■ STORED ROWS:
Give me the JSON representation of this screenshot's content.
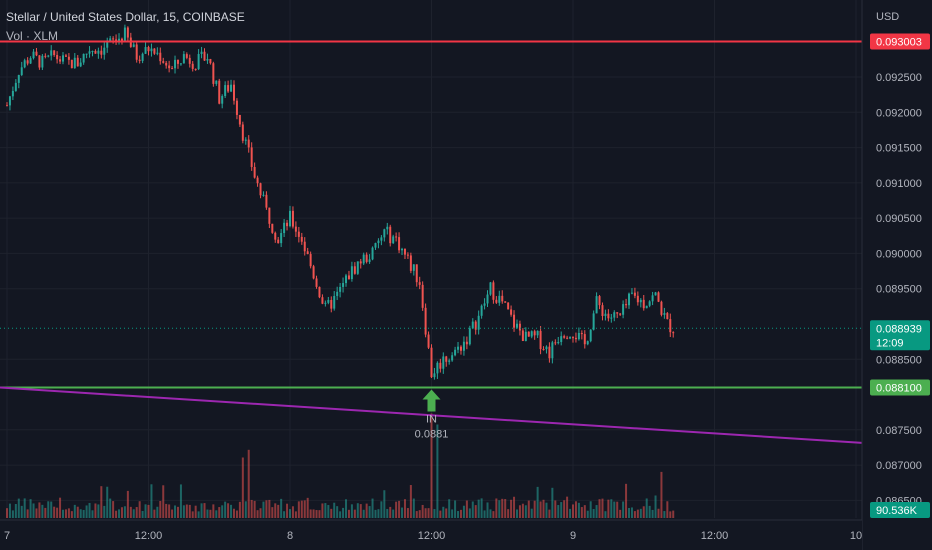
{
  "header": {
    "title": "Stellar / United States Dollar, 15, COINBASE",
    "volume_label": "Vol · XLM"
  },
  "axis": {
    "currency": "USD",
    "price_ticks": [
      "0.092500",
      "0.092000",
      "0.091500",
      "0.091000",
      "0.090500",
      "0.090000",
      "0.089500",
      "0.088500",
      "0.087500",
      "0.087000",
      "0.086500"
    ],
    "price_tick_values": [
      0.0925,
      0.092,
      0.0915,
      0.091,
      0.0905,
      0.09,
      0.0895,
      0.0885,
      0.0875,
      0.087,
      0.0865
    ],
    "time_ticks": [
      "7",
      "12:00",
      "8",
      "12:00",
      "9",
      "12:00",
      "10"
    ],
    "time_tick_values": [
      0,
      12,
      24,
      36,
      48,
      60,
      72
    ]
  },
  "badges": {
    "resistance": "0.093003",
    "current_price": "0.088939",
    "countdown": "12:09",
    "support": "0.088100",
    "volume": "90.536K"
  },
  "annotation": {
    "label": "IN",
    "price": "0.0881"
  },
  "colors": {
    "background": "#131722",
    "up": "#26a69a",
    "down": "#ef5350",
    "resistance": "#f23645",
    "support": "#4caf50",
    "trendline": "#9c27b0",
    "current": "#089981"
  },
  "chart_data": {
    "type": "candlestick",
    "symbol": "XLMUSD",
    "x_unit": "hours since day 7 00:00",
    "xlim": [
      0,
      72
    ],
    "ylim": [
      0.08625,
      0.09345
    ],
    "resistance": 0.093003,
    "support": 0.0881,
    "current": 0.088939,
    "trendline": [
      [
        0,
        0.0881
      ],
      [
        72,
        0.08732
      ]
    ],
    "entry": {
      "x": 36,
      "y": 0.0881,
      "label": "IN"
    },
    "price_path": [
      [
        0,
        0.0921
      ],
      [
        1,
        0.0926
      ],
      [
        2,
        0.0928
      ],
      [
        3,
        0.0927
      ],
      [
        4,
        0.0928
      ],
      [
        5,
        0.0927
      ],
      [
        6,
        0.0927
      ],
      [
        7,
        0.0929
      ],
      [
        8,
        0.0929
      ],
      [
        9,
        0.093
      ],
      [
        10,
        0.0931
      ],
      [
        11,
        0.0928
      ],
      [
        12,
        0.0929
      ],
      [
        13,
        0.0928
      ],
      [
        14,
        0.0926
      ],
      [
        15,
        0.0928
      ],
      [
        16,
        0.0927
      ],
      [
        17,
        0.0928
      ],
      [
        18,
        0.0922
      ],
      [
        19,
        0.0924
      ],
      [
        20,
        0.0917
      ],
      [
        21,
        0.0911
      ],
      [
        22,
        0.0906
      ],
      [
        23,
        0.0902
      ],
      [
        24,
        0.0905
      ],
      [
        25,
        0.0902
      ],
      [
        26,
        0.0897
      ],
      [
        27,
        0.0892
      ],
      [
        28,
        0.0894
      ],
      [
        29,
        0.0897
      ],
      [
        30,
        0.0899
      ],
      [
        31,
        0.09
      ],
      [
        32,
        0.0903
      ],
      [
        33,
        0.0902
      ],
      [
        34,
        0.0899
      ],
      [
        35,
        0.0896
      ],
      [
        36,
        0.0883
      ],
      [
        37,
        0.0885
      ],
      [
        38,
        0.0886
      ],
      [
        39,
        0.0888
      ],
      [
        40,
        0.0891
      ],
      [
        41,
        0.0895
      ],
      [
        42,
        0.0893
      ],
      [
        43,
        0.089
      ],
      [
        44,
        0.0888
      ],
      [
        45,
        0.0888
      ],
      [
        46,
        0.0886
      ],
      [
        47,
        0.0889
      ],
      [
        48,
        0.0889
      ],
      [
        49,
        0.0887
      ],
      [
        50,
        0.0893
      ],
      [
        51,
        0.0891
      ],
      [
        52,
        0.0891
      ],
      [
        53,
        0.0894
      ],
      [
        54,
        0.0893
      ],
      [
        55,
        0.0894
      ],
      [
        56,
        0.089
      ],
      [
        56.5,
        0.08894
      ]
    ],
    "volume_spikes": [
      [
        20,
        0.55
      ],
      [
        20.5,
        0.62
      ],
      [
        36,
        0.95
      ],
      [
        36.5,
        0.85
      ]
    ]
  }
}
--
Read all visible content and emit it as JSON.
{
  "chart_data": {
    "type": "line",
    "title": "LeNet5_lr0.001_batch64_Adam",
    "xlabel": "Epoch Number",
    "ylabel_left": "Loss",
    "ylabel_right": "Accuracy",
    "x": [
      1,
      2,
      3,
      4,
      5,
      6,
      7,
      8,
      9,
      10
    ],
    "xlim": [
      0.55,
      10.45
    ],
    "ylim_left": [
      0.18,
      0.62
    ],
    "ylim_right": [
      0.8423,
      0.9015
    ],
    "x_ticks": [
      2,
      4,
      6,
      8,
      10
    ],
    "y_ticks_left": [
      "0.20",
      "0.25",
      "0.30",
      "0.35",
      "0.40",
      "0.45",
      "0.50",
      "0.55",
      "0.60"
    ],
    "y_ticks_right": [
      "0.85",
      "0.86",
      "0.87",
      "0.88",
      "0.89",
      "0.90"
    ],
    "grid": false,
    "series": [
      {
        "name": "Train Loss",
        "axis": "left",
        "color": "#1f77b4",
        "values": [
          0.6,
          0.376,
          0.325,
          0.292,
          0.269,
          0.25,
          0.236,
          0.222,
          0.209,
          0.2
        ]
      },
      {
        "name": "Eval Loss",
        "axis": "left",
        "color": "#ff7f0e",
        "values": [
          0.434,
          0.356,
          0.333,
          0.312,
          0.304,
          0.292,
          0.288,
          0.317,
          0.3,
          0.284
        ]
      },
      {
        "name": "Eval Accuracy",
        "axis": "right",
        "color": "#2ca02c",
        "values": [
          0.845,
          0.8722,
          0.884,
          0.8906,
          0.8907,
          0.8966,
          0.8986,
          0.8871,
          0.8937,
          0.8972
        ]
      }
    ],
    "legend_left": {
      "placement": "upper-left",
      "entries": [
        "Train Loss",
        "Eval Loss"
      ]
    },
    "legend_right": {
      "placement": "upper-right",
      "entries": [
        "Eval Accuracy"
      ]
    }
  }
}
==
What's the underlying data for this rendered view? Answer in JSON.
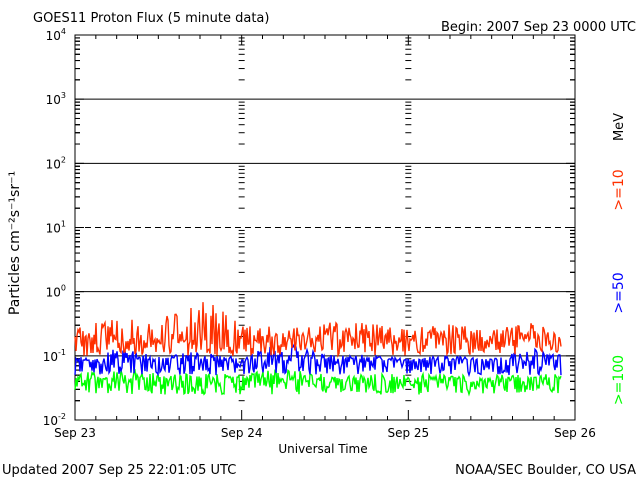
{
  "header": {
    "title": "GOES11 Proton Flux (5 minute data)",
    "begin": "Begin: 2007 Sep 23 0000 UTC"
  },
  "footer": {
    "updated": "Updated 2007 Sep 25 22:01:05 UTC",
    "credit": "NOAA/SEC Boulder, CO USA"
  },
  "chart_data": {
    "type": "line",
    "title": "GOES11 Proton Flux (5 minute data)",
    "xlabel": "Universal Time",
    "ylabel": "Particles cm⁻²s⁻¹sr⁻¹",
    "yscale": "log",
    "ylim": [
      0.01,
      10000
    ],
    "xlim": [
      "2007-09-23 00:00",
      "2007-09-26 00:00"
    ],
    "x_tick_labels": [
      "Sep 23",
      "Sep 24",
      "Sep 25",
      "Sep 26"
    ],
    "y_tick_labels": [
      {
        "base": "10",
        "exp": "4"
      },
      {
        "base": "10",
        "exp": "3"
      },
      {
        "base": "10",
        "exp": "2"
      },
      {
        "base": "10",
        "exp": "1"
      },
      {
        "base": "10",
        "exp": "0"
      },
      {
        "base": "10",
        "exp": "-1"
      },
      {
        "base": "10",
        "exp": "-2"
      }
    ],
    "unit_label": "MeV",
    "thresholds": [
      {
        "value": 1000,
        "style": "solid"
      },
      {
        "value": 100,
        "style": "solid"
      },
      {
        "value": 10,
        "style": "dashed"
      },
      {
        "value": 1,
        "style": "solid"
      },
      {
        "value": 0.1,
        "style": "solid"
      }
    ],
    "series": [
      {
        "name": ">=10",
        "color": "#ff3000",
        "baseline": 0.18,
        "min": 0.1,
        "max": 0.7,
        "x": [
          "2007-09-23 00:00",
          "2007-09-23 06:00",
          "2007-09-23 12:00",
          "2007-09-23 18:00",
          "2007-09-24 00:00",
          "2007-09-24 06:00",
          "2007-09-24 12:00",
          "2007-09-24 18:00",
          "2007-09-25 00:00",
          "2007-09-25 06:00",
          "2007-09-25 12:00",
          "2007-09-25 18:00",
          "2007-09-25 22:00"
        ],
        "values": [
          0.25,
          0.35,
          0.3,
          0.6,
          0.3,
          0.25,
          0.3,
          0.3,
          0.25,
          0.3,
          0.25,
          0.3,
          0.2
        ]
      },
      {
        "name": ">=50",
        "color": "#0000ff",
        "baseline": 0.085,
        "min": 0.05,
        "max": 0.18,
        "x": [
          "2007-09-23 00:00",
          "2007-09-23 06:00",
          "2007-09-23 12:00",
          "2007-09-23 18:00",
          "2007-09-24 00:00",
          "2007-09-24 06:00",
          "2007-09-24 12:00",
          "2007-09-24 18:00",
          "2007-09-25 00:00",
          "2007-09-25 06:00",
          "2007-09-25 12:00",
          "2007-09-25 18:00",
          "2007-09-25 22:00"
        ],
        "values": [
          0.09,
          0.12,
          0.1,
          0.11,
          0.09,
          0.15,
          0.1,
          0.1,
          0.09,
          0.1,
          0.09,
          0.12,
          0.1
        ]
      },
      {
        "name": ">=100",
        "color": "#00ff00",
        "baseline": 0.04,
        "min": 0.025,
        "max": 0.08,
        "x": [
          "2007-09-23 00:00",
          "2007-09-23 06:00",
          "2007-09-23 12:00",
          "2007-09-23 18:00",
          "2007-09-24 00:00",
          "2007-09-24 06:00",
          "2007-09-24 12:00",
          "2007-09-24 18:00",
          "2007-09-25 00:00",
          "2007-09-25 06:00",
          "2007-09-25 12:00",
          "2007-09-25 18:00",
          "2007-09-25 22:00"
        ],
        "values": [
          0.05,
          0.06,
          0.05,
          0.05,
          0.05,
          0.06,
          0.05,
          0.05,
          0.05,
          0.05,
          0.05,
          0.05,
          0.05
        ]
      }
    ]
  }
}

■ INSTRUCTIONS FOR THE TASK:
Identify all lines where the word "Accuracy" shows up. Copy them.

■ COMPLETE OUTPUT:
    "ylabel_right": "Accuracy",
        "name": "Eval Accuracy",
        "Eval Accuracy"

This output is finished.